====== READING PASSAGE

Our country is once again in a race. But this time, the stakes are much higher than previous global clashes like the space race. Our planet is at risk, as it is under attack by greenhouse gas emissions. To win, the United States (U.S.) must reach the long-term net-zero emissions strategy by 2050 set at United Nations Framework Convention. Achieving it will require actions in many industries, especially in the energy and electricity generation sectors.

The generation of electricity is the second largest contributor to greenhouse gas emissions at 25%, according to the U. S. Environmental Protection Agency (EPA). Of the fuels used to generate power, natural gas is the leader at 38%, followed by coal at 22%, according to the U.S. Energy Information Administration.

Carbon Pollution-free is Mandated by 2035

Companies who use these fuels—like utilities—have a mandate to become carbon pollution-free by 2035. “Carbon sequestration will fall largely to them and the green, greener energy, and renewables,” according to Mary Turner, senior consultant, air permitting and compliance, at Verdantas, an environmental consulting company.

 “The strategy supports more auditing and reporting for those companies,” Turner said. “It means more eyes on your operations, more scrutiny, which brings more audits and issues.” It will continue to become more challenging to comply with air quality standards from the EPA and other agencies. It will require capital investments by many companies in equipment and advaned pollution control technologies to meet compliance requirements. “You'll have to meet more stringent specifications for the quality of air exhausting from your emission sources and increase the monitoring frequency of many pollutants,” according to Turner.

"It will continue to become more challenging to comply with air quality standards from the EPA and other agencies." – Mary Turner, Senior Consultant at Verdantas

IRA Makes Available Assistance for Utilities Companies

Financial help is available for electricity-generating companies to reach emissions mandates, goals, and compliance from the Inflation Reduction Act (IRA). The law includes $550 billion in climate change funding with several provisions to accelerate clean energy deployment in the U.S. The bill extends and expands production tax credits (PTC) and investment tax credits (ITC) for a zero-emitting generation.

============

- REQUIRED TASK:
Rewrite the emissions article from "The generation of" to "environmental consulting company.", swapping "coal" for "nuclear power".

====== GIVEN INFORMATION

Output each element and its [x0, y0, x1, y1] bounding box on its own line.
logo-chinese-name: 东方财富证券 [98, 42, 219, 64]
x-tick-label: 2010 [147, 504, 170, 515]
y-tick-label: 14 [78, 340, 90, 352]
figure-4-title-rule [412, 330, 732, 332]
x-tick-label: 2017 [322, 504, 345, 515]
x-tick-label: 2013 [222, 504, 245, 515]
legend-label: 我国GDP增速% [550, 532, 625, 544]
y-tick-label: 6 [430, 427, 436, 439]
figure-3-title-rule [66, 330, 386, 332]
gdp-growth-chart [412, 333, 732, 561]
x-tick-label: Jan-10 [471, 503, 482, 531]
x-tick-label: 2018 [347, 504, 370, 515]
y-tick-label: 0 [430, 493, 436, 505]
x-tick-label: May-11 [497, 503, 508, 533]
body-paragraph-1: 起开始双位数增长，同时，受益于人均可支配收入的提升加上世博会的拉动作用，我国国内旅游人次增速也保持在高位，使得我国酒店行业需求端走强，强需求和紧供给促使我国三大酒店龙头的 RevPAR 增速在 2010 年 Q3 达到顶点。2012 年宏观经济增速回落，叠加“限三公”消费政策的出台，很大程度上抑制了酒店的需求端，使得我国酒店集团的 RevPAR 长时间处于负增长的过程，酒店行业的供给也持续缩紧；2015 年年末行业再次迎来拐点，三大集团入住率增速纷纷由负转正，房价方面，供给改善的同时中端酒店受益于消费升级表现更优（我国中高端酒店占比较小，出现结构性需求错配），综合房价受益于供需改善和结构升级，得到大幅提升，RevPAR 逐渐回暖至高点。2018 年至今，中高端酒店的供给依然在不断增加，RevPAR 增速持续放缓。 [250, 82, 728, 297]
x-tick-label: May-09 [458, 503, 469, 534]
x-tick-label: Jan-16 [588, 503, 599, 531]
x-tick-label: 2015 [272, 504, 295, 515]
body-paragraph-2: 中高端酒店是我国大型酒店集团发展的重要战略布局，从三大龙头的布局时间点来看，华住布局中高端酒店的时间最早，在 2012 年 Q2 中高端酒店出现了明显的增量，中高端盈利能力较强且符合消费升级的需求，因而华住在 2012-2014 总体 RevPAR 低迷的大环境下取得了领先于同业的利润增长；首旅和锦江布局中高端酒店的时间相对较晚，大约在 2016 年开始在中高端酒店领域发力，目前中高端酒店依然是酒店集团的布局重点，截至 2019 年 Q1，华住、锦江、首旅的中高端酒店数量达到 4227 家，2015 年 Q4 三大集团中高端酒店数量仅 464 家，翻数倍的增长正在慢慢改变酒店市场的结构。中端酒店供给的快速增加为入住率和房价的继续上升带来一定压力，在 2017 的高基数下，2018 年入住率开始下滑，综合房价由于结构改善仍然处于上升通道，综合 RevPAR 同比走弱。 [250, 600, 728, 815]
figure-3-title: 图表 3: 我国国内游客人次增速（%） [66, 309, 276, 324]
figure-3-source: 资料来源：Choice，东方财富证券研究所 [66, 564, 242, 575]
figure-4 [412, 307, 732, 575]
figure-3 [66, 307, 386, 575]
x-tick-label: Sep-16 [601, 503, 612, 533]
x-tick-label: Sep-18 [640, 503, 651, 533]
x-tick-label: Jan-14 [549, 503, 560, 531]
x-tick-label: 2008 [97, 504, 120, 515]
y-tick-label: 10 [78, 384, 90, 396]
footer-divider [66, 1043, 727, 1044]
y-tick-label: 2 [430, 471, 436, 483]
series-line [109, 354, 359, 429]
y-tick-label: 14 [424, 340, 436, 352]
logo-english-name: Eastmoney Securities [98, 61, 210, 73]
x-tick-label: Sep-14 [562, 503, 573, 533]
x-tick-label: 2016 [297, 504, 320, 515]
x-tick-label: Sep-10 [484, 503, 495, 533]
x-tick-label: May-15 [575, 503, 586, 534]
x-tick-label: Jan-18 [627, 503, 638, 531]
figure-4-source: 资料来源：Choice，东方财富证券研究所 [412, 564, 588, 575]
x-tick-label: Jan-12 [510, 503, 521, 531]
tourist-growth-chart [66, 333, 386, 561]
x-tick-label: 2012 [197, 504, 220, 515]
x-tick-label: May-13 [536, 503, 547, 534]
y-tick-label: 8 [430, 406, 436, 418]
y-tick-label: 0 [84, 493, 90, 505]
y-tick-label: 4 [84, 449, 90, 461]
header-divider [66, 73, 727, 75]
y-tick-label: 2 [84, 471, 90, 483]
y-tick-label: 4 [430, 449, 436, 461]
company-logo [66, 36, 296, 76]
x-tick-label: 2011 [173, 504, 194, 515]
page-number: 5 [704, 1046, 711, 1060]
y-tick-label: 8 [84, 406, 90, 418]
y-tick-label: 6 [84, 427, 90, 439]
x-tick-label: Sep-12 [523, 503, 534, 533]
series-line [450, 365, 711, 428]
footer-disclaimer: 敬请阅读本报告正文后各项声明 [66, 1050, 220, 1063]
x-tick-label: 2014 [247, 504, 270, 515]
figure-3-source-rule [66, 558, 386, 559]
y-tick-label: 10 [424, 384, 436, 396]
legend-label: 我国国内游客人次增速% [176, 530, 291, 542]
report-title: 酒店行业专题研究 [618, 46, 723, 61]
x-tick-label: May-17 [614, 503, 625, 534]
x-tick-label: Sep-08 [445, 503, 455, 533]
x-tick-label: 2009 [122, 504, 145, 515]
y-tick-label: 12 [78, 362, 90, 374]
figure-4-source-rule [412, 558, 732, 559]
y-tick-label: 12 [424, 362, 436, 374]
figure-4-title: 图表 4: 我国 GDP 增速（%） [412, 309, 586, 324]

============

- SOLUTION TO THE PROBLEM:
The generation of electricity is the second largest contributor to greenhouse gas emissions at 25%, according to the U. S. Environmental Protection Agency (EPA). Of the fuels used to generate power, natural gas is the leader at 38%, followed by nuclear power at 22%, according to the U.S. Energy Information Administration.

Carbon Pollution-free is Mandated by 2035

Companies who use these fuels—like utilities—have a mandate to become carbon pollution-free by 2035. “Carbon sequestration will fall largely to them and the green, greener energy, and renewables,” according to Mary Turner, senior consultant, air permitting and compliance, at Verdantas, an environmental consulting company.